Stored entries:
** Start **

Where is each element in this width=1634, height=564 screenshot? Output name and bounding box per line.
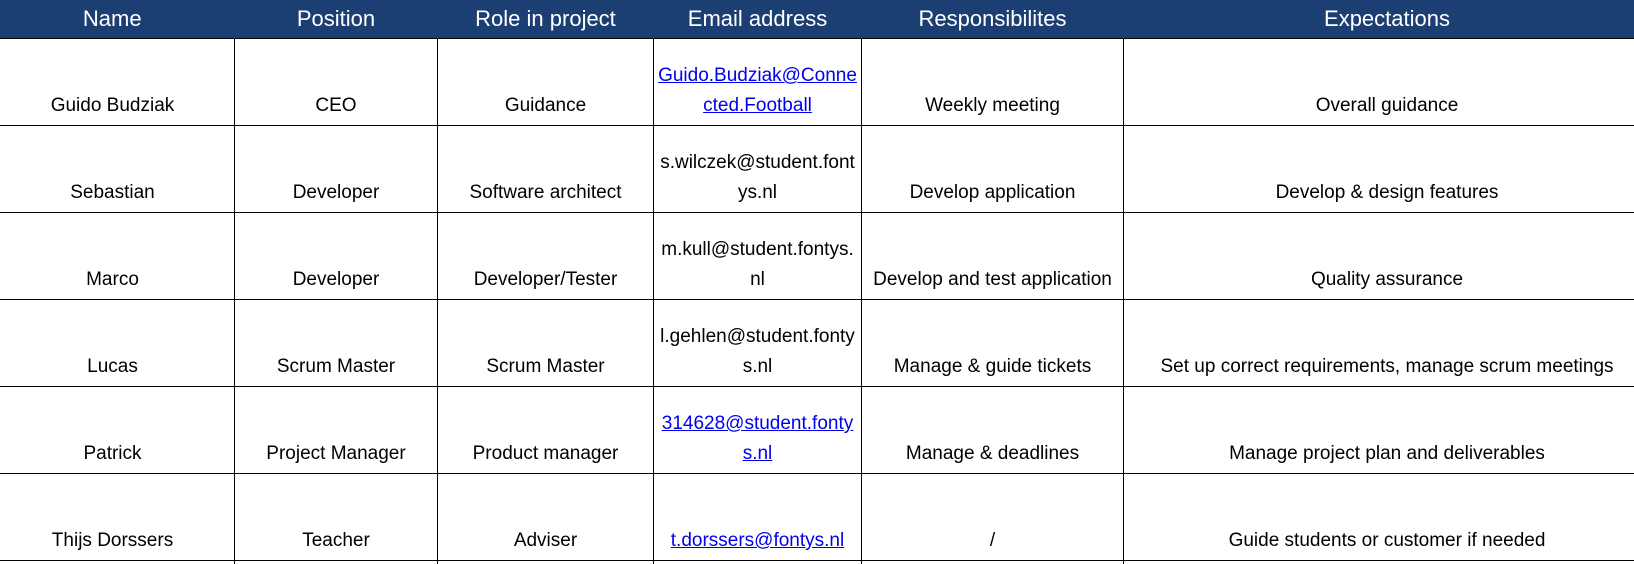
cell-role[interactable]: Guidance xyxy=(437,38,654,126)
cell-position[interactable]: Developer xyxy=(234,212,438,300)
table-row: Marco Developer Developer/Tester m.kull@… xyxy=(0,212,1634,300)
header-responsibilities[interactable]: Responsibilites xyxy=(861,0,1124,39)
header-row: Name Position Role in project Email addr… xyxy=(0,0,1634,39)
header-role[interactable]: Role in project xyxy=(437,0,654,39)
table-row: Lucas Scrum Master Scrum Master l.gehlen… xyxy=(0,299,1634,387)
cell-position[interactable]: Scrum Master xyxy=(234,299,438,387)
cell-name[interactable]: Sebastian xyxy=(0,125,235,213)
cell-expectations[interactable]: Develop & design features xyxy=(1123,125,1634,213)
header-position[interactable]: Position xyxy=(234,0,438,39)
email-link[interactable]: 314628@student.fontys.nl xyxy=(661,413,854,464)
cell-name[interactable]: Thijs Dorssers xyxy=(0,473,235,561)
cell-name[interactable]: Patrick xyxy=(0,386,235,474)
cell-expectations[interactable]: Overall guidance xyxy=(1123,38,1634,126)
cell-expectations[interactable]: Set up correct requirements, manage scru… xyxy=(1123,299,1634,387)
cell-role[interactable]: Adviser xyxy=(437,473,654,561)
cell-email[interactable]: m.kull@student.fontys.nl xyxy=(653,212,862,300)
cell-name[interactable]: Guido Budziak xyxy=(0,38,235,126)
email-link[interactable]: t.dorssers@fontys.nl xyxy=(670,530,845,551)
cell-responsibilities[interactable]: Develop and test application xyxy=(861,212,1124,300)
table-row: Patrick Project Manager Product manager … xyxy=(0,386,1634,474)
cell-expectations[interactable]: Quality assurance xyxy=(1123,212,1634,300)
cell-responsibilities[interactable]: Develop application xyxy=(861,125,1124,213)
empty-cell[interactable] xyxy=(861,560,1124,564)
cell-responsibilities[interactable]: Manage & guide tickets xyxy=(861,299,1124,387)
table-row: Thijs Dorssers Teacher Adviser t.dorsser… xyxy=(0,473,1634,561)
cell-name[interactable]: Lucas xyxy=(0,299,235,387)
empty-cell[interactable] xyxy=(0,560,235,564)
cell-position[interactable]: Project Manager xyxy=(234,386,438,474)
cell-role[interactable]: Scrum Master xyxy=(437,299,654,387)
header-expectations[interactable]: Expectations xyxy=(1123,0,1634,39)
cell-role[interactable]: Product manager xyxy=(437,386,654,474)
cell-responsibilities[interactable]: Weekly meeting xyxy=(861,38,1124,126)
cell-role[interactable]: Developer/Tester xyxy=(437,212,654,300)
header-email[interactable]: Email address xyxy=(653,0,862,39)
cell-email[interactable]: s.wilczek@student.fontys.nl xyxy=(653,125,862,213)
cell-expectations[interactable]: Manage project plan and deliverables xyxy=(1123,386,1634,474)
table-row: Sebastian Developer Software architect s… xyxy=(0,125,1634,213)
cell-position[interactable]: Developer xyxy=(234,125,438,213)
cell-name[interactable]: Marco xyxy=(0,212,235,300)
cell-email[interactable]: 314628@student.fontys.nl xyxy=(653,386,862,474)
cell-email[interactable]: Guido.Budziak@Connected.Football xyxy=(653,38,862,126)
cell-role[interactable]: Software architect xyxy=(437,125,654,213)
table-row: Guido Budziak CEO Guidance Guido.Budziak… xyxy=(0,38,1634,126)
cell-responsibilities[interactable]: Manage & deadlines xyxy=(861,386,1124,474)
cell-email[interactable]: l.gehlen@student.fontys.nl xyxy=(653,299,862,387)
empty-row xyxy=(0,560,1634,564)
cell-email[interactable]: t.dorssers@fontys.nl xyxy=(653,473,862,561)
cell-expectations[interactable]: Guide students or customer if needed xyxy=(1123,473,1634,561)
cell-position[interactable]: CEO xyxy=(234,38,438,126)
empty-cell[interactable] xyxy=(234,560,438,564)
email-link[interactable]: Guido.Budziak@Connected.Football xyxy=(658,65,857,116)
header-name[interactable]: Name xyxy=(0,0,235,39)
empty-cell[interactable] xyxy=(653,560,862,564)
empty-cell[interactable] xyxy=(1123,560,1634,564)
cell-responsibilities[interactable]: / xyxy=(861,473,1124,561)
cell-position[interactable]: Teacher xyxy=(234,473,438,561)
empty-cell[interactable] xyxy=(437,560,654,564)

** End **

_DIRECTIONS_.
Write out all the records above again, swapping "Scrum Master" for "Team Lead" everywhere it occurs and leaving everything else unchanged. Leave the pictures out of your answer.

_OUTPUT OF THE EXERCISE_.
Where is each element in this width=1634, height=564 screenshot? Output name and bounding box per line.
cell-role[interactable]: Guidance xyxy=(437,38,654,126)
cell-position[interactable]: Developer xyxy=(234,212,438,300)
table-row: Marco Developer Developer/Tester m.kull@… xyxy=(0,212,1634,300)
header-responsibilities[interactable]: Responsibilites xyxy=(861,0,1124,39)
header-row: Name Position Role in project Email addr… xyxy=(0,0,1634,39)
header-role[interactable]: Role in project xyxy=(437,0,654,39)
table-row: Lucas Team Lead Team Lead l.gehlen… xyxy=(0,299,1634,387)
cell-position[interactable]: Team Lead xyxy=(234,299,438,387)
cell-name[interactable]: Sebastian xyxy=(0,125,235,213)
cell-expectations[interactable]: Develop & design features xyxy=(1123,125,1634,213)
header-position[interactable]: Position xyxy=(234,0,438,39)
email-link[interactable]: 314628@student.fontys.nl xyxy=(661,413,854,464)
cell-name[interactable]: Thijs Dorssers xyxy=(0,473,235,561)
cell-name[interactable]: Patrick xyxy=(0,386,235,474)
cell-expectations[interactable]: Overall guidance xyxy=(1123,38,1634,126)
cell-expectations[interactable]: Set up correct requirements, manage scru… xyxy=(1123,299,1634,387)
cell-role[interactable]: Adviser xyxy=(437,473,654,561)
cell-email[interactable]: m.kull@student.fontys.nl xyxy=(653,212,862,300)
cell-name[interactable]: Guido Budziak xyxy=(0,38,235,126)
email-link[interactable]: t.dorssers@fontys.nl xyxy=(670,530,845,551)
cell-responsibilities[interactable]: Develop and test application xyxy=(861,212,1124,300)
table-row: Patrick Project Manager Product manager … xyxy=(0,386,1634,474)
cell-expectations[interactable]: Quality assurance xyxy=(1123,212,1634,300)
cell-responsibilities[interactable]: Develop application xyxy=(861,125,1124,213)
empty-cell[interactable] xyxy=(861,560,1124,564)
cell-responsibilities[interactable]: Manage & guide tickets xyxy=(861,299,1124,387)
table-row: Thijs Dorssers Teacher Adviser t.dorsser… xyxy=(0,473,1634,561)
cell-name[interactable]: Lucas xyxy=(0,299,235,387)
empty-cell[interactable] xyxy=(0,560,235,564)
cell-position[interactable]: Project Manager xyxy=(234,386,438,474)
cell-role[interactable]: Team Lead xyxy=(437,299,654,387)
header-expectations[interactable]: Expectations xyxy=(1123,0,1634,39)
cell-role[interactable]: Product manager xyxy=(437,386,654,474)
cell-responsibilities[interactable]: Weekly meeting xyxy=(861,38,1124,126)
cell-role[interactable]: Developer/Tester xyxy=(437,212,654,300)
header-email[interactable]: Email address xyxy=(653,0,862,39)
cell-email[interactable]: s.wilczek@student.fontys.nl xyxy=(653,125,862,213)
cell-expectations[interactable]: Manage project plan and deliverables xyxy=(1123,386,1634,474)
table-row: Sebastian Developer Software architect s… xyxy=(0,125,1634,213)
cell-position[interactable]: Developer xyxy=(234,125,438,213)
cell-name[interactable]: Marco xyxy=(0,212,235,300)
cell-email[interactable]: 314628@student.fontys.nl xyxy=(653,386,862,474)
cell-email[interactable]: Guido.Budziak@Connected.Football xyxy=(653,38,862,126)
cell-role[interactable]: Software architect xyxy=(437,125,654,213)
table-row: Guido Budziak CEO Guidance Guido.Budziak… xyxy=(0,38,1634,126)
cell-responsibilities[interactable]: Manage & deadlines xyxy=(861,386,1124,474)
cell-email[interactable]: l.gehlen@student.fontys.nl xyxy=(653,299,862,387)
empty-row xyxy=(0,560,1634,564)
cell-email[interactable]: t.dorssers@fontys.nl xyxy=(653,473,862,561)
cell-expectations[interactable]: Guide students or customer if needed xyxy=(1123,473,1634,561)
cell-position[interactable]: CEO xyxy=(234,38,438,126)
empty-cell[interactable] xyxy=(234,560,438,564)
email-link[interactable]: Guido.Budziak@Connected.Football xyxy=(658,65,857,116)
header-name[interactable]: Name xyxy=(0,0,235,39)
empty-cell[interactable] xyxy=(653,560,862,564)
empty-cell[interactable] xyxy=(1123,560,1634,564)
cell-responsibilities[interactable]: / xyxy=(861,473,1124,561)
cell-position[interactable]: Teacher xyxy=(234,473,438,561)
empty-cell[interactable] xyxy=(437,560,654,564)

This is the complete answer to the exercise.